# [PROVIDED INFORMATION]
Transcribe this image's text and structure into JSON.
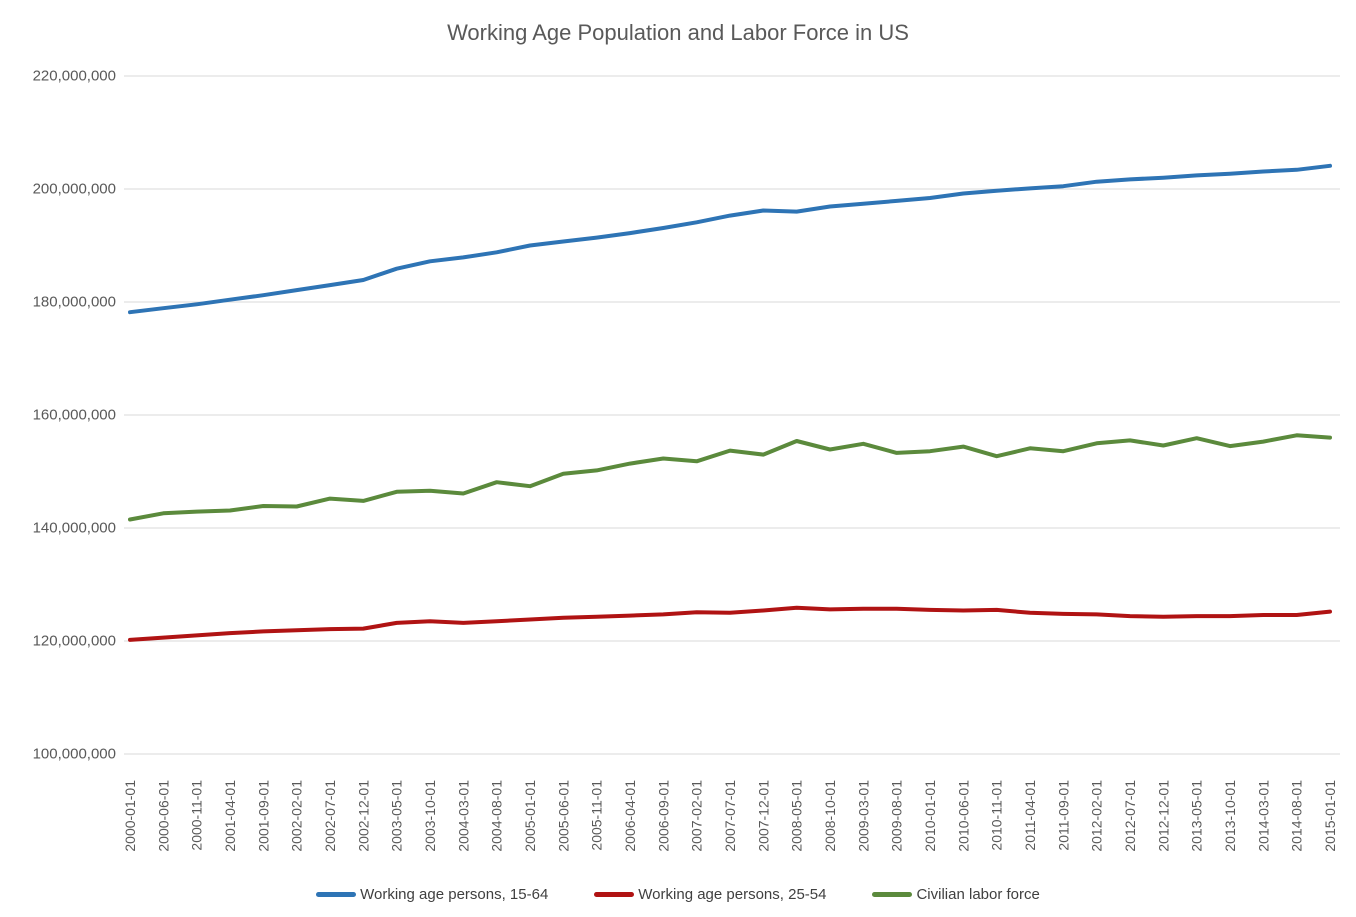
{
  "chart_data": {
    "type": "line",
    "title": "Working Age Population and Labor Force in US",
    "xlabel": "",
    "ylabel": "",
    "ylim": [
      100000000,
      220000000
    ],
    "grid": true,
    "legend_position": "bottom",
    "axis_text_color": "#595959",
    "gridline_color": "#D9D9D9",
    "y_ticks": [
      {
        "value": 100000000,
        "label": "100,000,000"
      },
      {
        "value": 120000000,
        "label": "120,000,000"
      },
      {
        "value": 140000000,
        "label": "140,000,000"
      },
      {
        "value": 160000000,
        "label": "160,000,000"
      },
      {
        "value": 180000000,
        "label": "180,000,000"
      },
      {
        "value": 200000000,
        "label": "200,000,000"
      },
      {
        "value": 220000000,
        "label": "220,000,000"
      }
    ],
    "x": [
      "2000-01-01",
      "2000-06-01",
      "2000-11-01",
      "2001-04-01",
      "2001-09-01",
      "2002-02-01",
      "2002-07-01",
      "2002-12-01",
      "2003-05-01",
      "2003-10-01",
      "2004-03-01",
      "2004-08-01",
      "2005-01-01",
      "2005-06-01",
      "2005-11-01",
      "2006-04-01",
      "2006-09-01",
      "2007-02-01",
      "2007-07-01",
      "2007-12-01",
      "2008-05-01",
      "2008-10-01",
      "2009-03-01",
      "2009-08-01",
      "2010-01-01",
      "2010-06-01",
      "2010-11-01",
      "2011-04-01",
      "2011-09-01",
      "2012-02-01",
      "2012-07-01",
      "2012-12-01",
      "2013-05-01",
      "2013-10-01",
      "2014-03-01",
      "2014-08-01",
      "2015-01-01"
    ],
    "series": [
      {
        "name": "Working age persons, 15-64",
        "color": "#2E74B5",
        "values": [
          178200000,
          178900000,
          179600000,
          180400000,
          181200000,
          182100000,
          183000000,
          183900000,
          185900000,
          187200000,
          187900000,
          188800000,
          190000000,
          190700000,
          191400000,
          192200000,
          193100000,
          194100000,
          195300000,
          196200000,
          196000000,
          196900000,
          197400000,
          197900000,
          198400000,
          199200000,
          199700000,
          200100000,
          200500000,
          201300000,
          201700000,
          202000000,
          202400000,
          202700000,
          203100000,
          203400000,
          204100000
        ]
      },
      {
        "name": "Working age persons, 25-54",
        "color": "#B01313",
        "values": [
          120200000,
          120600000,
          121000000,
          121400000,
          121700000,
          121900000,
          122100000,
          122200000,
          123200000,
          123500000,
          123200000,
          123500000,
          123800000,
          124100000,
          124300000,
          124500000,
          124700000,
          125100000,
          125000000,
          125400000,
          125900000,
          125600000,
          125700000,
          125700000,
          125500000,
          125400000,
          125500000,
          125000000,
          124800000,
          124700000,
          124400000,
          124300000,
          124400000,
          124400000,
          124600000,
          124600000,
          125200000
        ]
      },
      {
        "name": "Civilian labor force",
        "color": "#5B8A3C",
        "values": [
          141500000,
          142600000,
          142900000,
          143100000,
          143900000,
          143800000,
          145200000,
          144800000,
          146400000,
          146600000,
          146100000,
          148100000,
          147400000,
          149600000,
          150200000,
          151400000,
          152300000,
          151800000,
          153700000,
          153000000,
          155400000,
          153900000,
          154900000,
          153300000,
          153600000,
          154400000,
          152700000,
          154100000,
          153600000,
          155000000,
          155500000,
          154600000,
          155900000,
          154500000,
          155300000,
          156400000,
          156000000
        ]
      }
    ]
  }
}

...

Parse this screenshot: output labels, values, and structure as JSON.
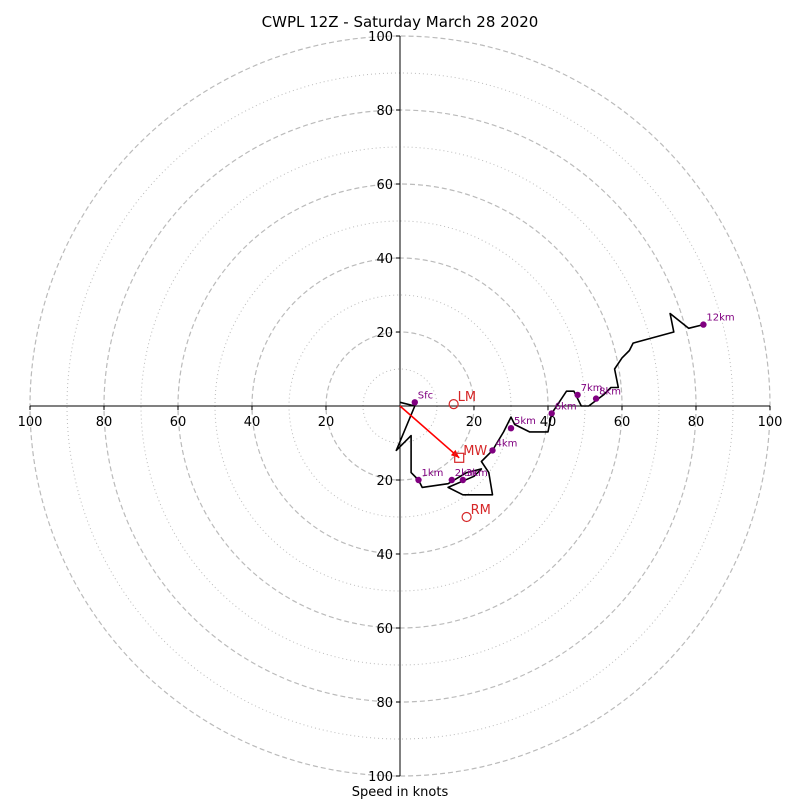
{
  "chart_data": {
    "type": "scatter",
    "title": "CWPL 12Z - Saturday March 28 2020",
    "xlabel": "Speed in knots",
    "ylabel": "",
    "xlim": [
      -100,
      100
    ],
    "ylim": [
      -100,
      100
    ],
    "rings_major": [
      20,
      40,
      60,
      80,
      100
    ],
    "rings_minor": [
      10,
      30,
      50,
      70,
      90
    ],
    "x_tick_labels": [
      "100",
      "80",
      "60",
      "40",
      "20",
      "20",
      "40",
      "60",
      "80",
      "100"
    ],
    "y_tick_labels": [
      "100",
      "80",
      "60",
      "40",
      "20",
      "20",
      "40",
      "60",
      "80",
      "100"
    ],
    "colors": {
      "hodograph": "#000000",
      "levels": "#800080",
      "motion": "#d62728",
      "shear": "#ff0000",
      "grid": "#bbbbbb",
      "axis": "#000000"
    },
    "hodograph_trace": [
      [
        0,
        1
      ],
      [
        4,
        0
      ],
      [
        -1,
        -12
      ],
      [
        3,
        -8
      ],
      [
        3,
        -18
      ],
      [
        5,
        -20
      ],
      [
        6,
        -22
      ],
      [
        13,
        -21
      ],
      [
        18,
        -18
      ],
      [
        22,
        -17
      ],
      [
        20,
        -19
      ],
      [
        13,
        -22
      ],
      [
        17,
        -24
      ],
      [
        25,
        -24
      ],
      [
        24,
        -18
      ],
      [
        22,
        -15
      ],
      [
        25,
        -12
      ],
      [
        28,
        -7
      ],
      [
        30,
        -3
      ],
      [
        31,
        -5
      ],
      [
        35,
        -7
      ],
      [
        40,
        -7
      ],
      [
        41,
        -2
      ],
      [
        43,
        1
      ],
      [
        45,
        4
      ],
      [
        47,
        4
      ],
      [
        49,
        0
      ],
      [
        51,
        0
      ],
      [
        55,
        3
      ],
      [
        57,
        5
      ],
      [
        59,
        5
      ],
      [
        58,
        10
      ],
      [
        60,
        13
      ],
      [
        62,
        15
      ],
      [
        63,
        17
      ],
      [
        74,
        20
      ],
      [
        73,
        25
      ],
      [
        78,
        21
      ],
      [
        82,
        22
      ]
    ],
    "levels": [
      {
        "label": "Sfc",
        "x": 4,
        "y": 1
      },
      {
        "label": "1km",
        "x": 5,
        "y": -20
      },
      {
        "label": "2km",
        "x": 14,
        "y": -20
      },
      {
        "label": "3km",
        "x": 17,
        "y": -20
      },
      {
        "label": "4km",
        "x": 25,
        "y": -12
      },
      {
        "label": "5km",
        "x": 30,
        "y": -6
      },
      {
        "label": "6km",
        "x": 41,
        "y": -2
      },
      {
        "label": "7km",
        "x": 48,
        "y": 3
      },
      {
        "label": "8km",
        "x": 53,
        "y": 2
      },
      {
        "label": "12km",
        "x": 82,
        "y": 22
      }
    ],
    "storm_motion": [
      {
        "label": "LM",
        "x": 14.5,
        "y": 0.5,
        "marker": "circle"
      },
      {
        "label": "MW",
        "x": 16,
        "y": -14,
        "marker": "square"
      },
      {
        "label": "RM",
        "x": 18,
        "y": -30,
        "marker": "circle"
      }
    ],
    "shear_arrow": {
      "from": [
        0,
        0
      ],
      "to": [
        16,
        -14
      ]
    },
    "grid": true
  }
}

# [REQUIRED WORK]
Give the number of lines in the entries that include the string "structure", and nothing more.

# [OUTPUT]
2